Directions for this task: Show all lines from the listing below that contain "plain".

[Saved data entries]
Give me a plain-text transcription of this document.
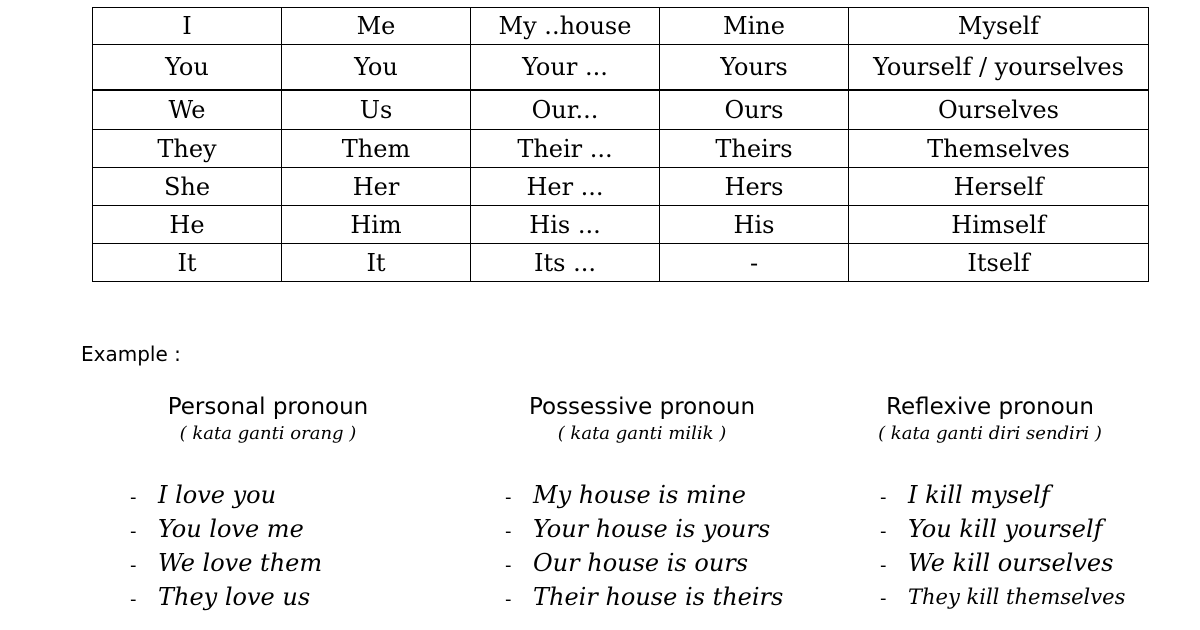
I	Me	My ..house	Mine	Myself
You	You	Your ...	Yours	Yourself / yourselves
We	Us	Our...	Ours	Ourselves
They	Them	Their ...	Theirs	Themselves
She	Her	Her ...	Hers	Herself
He	Him	His ...	His	Himself
It	It	Its ...	-	Itself
Example :
Personal pronoun
( kata ganti orang )
Possessive pronoun
( kata ganti milik )
Reflexive pronoun
( kata ganti diri sendiri )
- I love you
- You love me
- We love them
- They love us
- My house is mine
- Your house is yours
- Our house is ours
- Their house is theirs
- I kill myself
- You kill yourself
- We kill ourselves
- They kill themselves
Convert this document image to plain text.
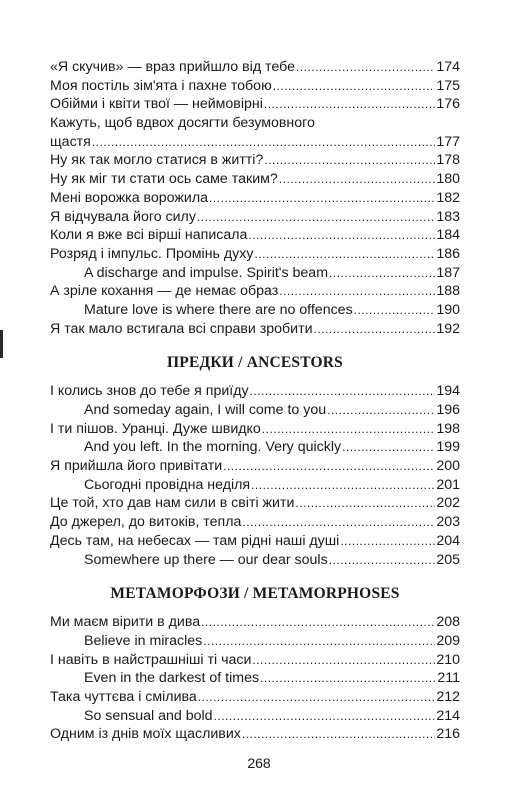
«Я скучив» — враз прийшло від тебе .....	174
Моя постіль зім'ята і пахне тобою .....	175
Обійми і квіти твої — неймовірні .....	176
Кажуть, щоб вдвох досягти безумовного
щастя .....	177
Ну як так могло статися в житті? .....	178
Ну як міг ти стати ось саме таким? .....	180
Мені ворожка ворожила .....	182
Я відчувала його силу .....	183
Коли я вже всі вірші написала .....	184
Розряд і імпульс. Промінь духу .....	186
A discharge and impulse. Spirit's beam .....	187
А зріле кохання — де немає образ .....	188
Mature love is where there are no offences .....	190
Я так мало встигала всі справи зробити .....	192
ПРЕДКИ / ANCESTORS
І колись знов до тебе я приїду .....	194
And someday again, I will come to you .....	196
І ти пішов. Уранці. Дуже швидко .....	198
And you left. In the morning. Very quickly .....	199
Я прийшла його привітати .....	200
Сьогодні провідна неділя .....	201
Це той, хто дав нам сили в світі жити .....	202
До джерел, до витоків, тепла .....	203
Десь там, на небесах — там рідні наші душі .....	204
Somewhere up there — our dear souls .....	205
МЕТАМОРФОЗИ / METAMORPHOSES
Ми маєм вірити в дива .....	208
Believe in miracles .....	209
І навіть в найстрашніші ті часи .....	210
Even in the darkest of times .....	211
Така чуттєва і смілива .....	212
So sensual and bold .....	214
Одним із днів моїх щасливих .....	216
268
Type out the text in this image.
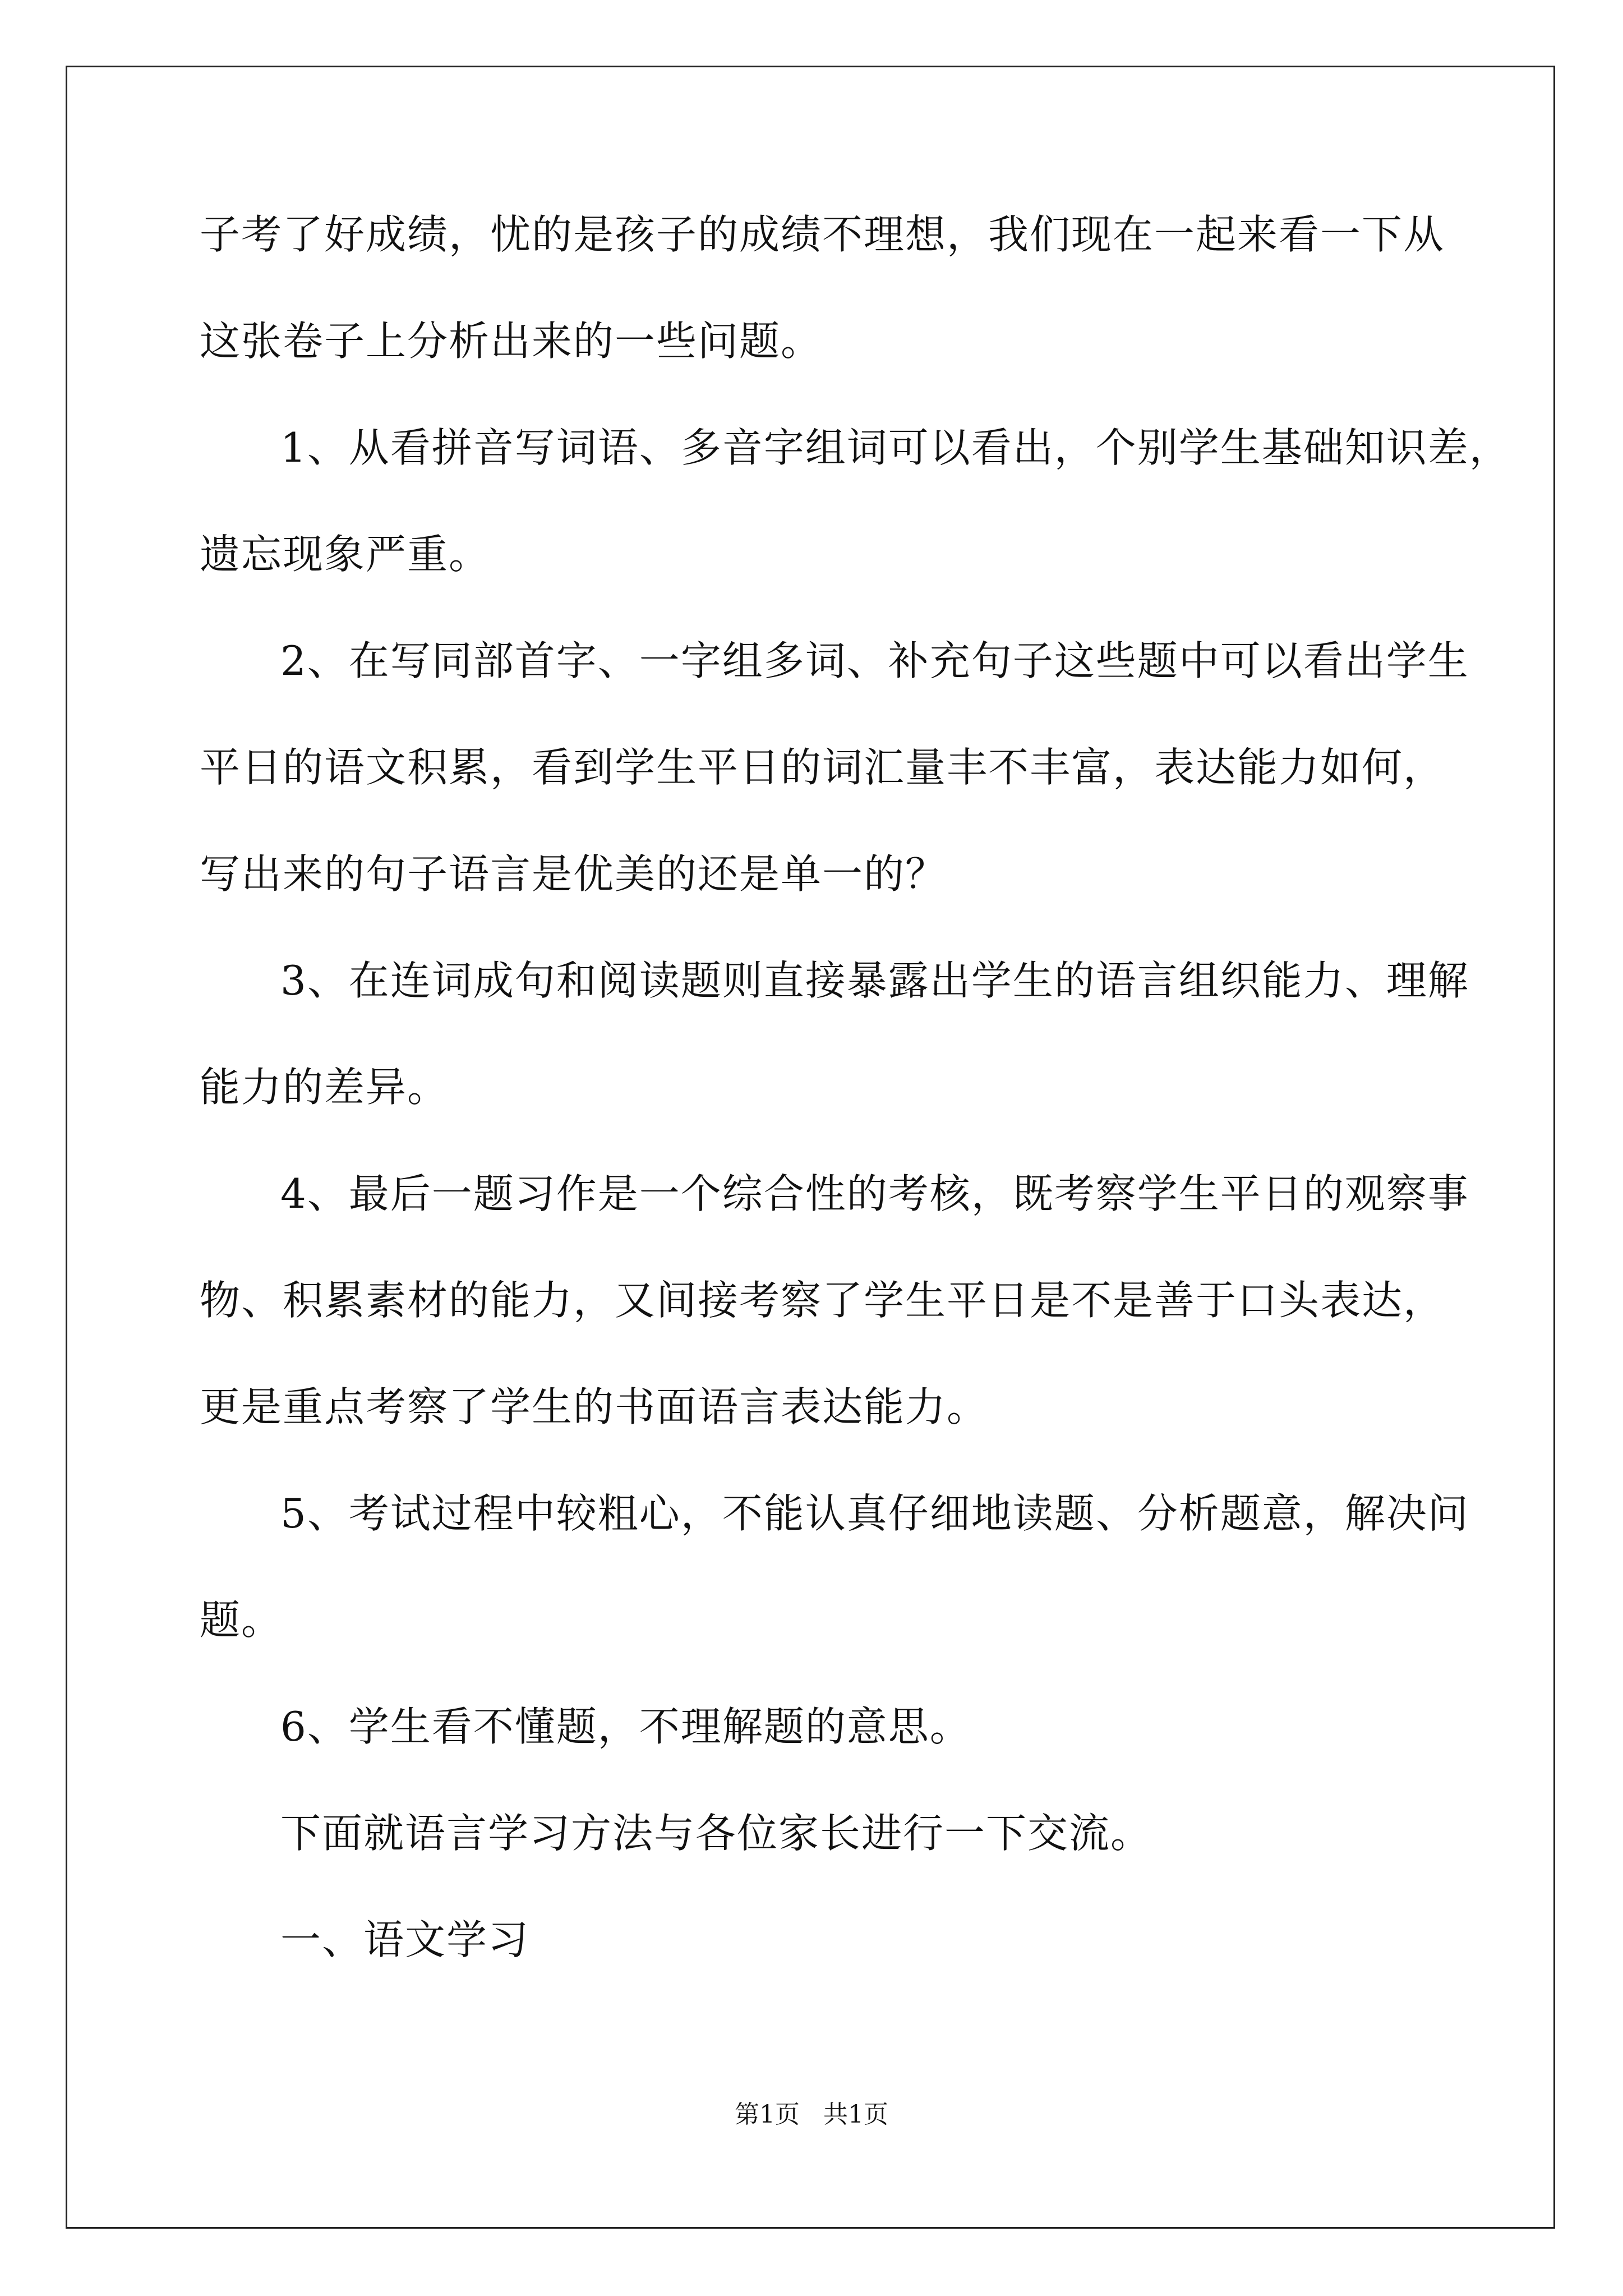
子考了好成绩，忧的是孩子的成绩不理想，我们现在一起来看一下从
这张卷子上分析出来的一些问题。
1、从看拼音写词语、多音字组词可以看出，个别学生基础知识差，
遗忘现象严重。
2、在写同部首字、一字组多词、补充句子这些题中可以看出学生
平日的语文积累，看到学生平日的词汇量丰不丰富，表达能力如何，
写出来的句子语言是优美的还是单一的？
3、在连词成句和阅读题则直接暴露出学生的语言组织能力、理解
能力的差异。
4、最后一题习作是一个综合性的考核，既考察学生平日的观察事
物、积累素材的能力，又间接考察了学生平日是不是善于口头表达，
更是重点考察了学生的书面语言表达能力。
5、考试过程中较粗心，不能认真仔细地读题、分析题意，解决问
题。
6、学生看不懂题，不理解题的意思。
下面就语言学习方法与各位家长进行一下交流。
一、语文学习
第1页   共1页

Finished exercise:
Give me a plain-text transcription of this document.
Convert this document image to plain text.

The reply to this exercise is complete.